# GOAL
Single out the lines of the material that contain "this" and copy them.

# EXTRACTED MATERIAL
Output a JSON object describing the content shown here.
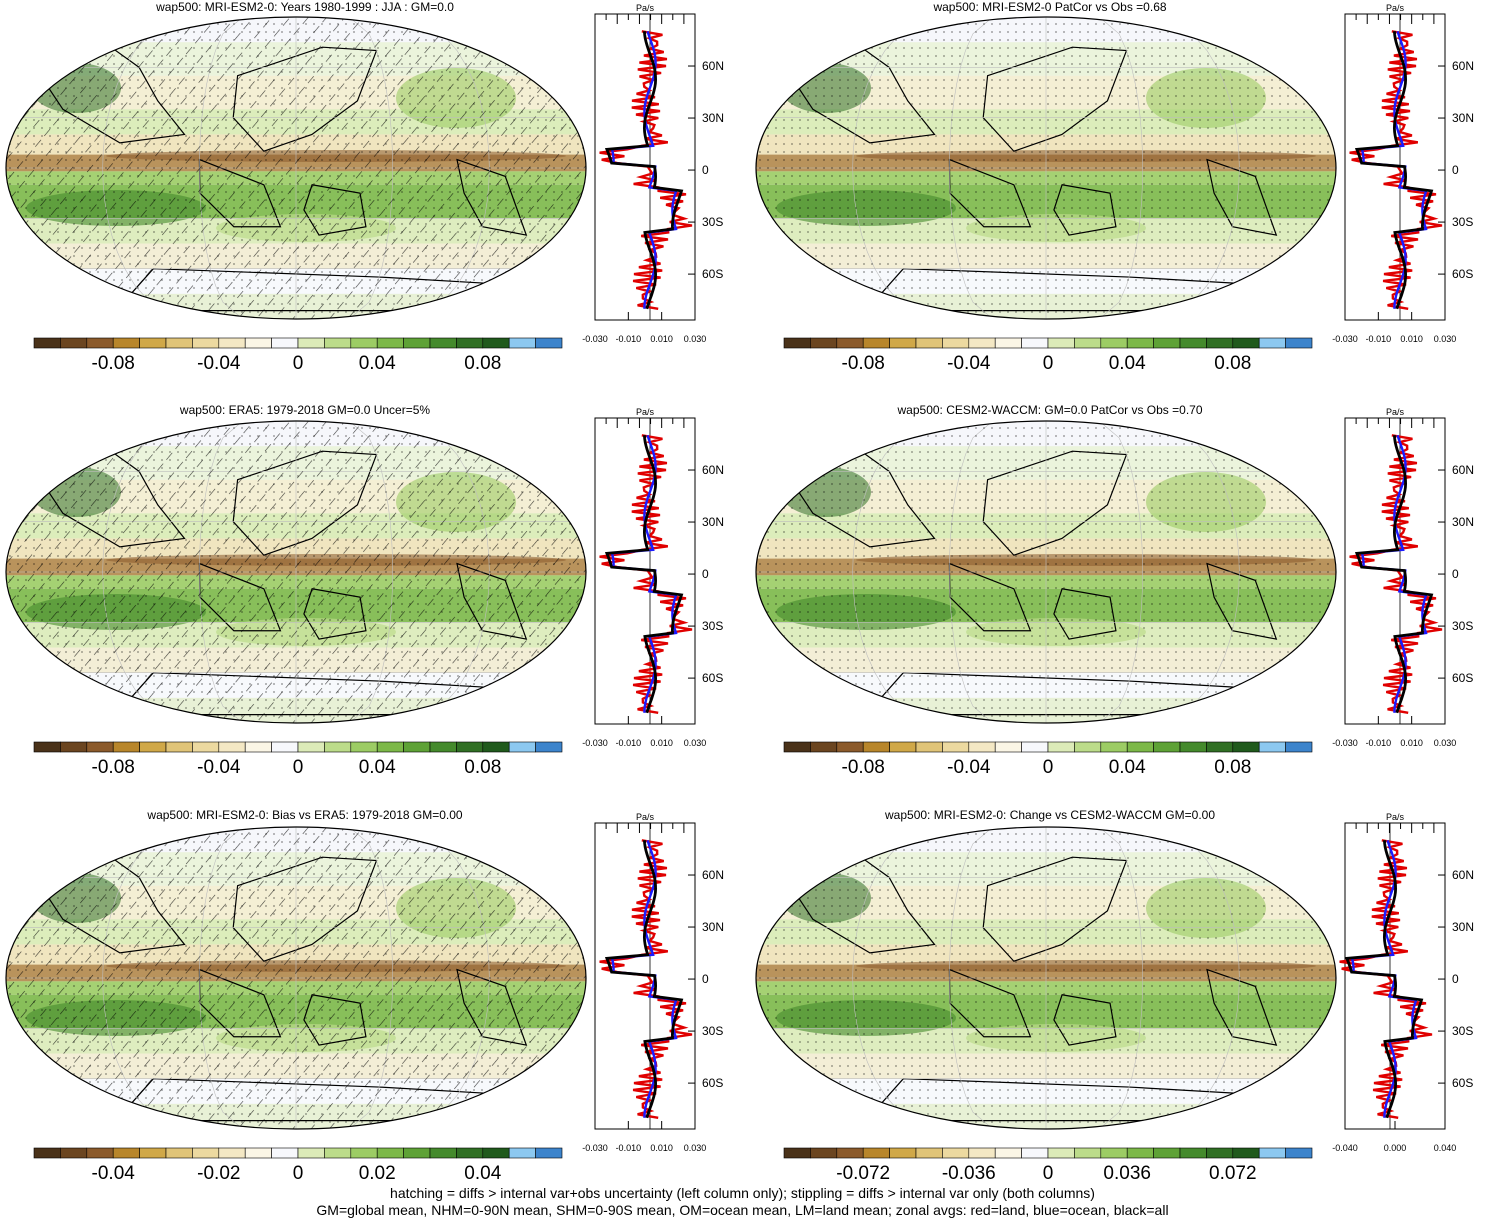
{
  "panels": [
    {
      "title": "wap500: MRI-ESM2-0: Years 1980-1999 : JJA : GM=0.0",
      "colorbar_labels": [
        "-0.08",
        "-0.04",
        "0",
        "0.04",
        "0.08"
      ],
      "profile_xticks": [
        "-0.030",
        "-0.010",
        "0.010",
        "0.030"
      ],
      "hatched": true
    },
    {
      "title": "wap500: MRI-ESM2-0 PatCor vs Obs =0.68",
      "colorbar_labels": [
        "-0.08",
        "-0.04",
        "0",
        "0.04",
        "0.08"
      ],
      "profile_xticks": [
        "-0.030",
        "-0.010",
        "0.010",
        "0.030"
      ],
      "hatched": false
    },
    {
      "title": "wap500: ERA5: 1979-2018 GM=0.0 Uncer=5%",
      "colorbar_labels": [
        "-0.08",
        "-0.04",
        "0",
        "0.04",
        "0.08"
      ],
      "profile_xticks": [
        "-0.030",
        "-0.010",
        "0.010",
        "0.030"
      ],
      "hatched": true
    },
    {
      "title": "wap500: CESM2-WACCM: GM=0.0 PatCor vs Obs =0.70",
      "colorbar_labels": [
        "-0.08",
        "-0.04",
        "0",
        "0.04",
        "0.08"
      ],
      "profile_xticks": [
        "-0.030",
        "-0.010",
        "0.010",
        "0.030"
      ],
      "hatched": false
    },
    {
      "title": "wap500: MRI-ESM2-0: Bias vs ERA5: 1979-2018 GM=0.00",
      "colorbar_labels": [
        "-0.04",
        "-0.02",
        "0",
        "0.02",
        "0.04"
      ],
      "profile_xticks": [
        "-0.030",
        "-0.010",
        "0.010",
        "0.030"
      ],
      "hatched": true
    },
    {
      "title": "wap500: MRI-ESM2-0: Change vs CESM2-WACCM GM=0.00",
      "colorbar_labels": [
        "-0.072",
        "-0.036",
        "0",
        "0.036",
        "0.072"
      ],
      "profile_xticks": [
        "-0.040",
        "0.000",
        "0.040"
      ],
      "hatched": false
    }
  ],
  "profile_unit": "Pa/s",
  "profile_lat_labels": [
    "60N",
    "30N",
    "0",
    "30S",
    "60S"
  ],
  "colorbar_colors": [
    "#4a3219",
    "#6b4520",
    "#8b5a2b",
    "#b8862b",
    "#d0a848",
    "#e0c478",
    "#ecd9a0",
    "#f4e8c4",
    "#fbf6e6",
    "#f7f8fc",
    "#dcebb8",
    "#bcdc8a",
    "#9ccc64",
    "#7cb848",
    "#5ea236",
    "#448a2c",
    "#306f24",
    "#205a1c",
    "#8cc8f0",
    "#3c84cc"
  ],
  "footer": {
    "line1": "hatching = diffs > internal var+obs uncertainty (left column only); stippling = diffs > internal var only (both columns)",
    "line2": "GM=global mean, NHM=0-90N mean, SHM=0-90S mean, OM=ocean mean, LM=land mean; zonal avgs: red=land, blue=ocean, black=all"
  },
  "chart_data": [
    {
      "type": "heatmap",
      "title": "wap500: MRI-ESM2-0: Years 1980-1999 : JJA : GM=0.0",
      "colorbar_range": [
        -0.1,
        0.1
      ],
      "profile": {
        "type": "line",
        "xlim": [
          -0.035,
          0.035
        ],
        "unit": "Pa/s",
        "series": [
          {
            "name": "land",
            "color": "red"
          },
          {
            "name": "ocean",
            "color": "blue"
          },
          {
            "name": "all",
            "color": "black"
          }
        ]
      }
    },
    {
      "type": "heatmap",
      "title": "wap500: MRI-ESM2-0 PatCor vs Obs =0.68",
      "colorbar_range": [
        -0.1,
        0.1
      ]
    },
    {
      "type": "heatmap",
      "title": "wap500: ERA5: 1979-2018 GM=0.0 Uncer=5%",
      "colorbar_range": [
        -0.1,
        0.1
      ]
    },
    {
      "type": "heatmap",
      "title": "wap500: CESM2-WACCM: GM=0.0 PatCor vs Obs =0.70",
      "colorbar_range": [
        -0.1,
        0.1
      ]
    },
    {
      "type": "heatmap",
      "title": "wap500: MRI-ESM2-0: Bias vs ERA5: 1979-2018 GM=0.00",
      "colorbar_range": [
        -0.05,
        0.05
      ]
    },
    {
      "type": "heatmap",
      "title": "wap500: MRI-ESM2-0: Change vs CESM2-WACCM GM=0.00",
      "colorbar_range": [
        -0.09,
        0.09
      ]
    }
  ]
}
==
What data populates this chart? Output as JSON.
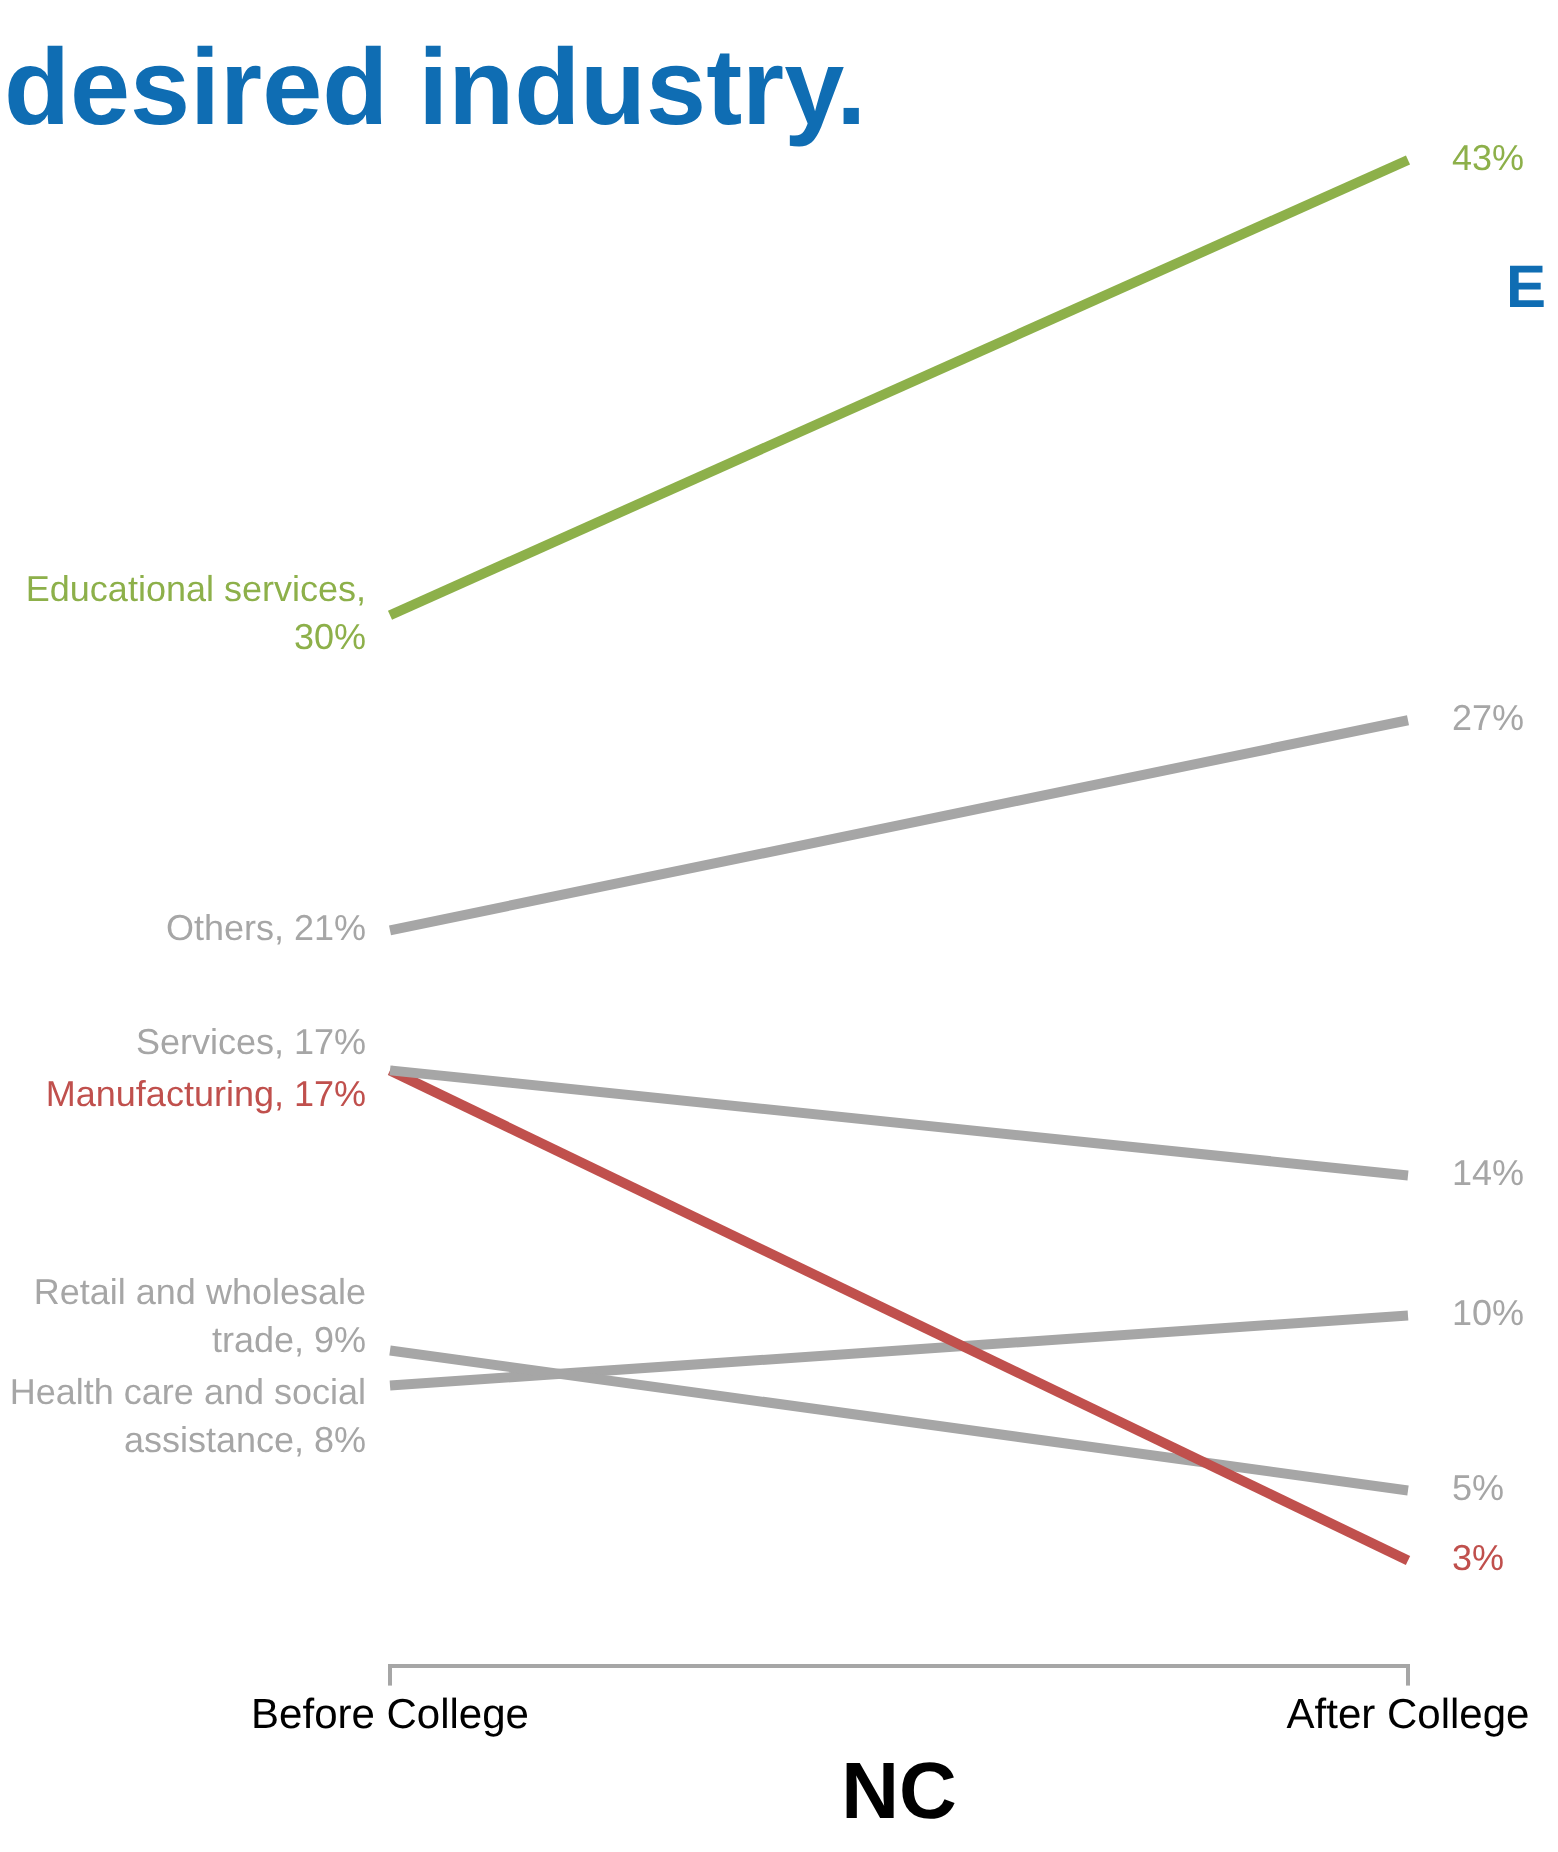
...
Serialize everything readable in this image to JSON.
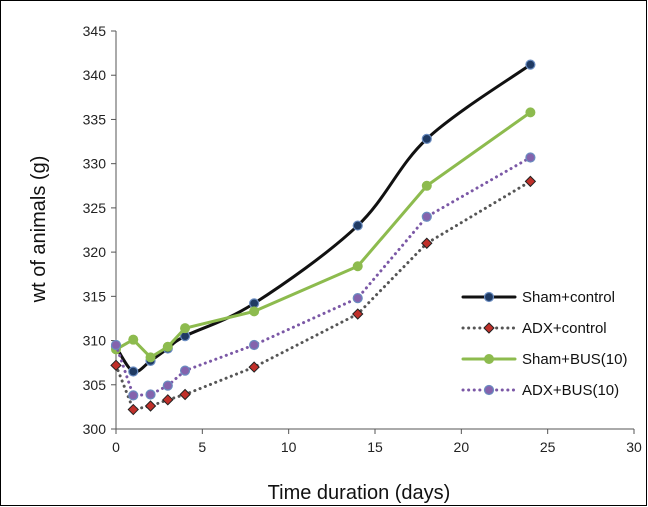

# CORRECT RESULT
What data populates this chart? Output as JSON.
Serialize everything readable in this image to JSON.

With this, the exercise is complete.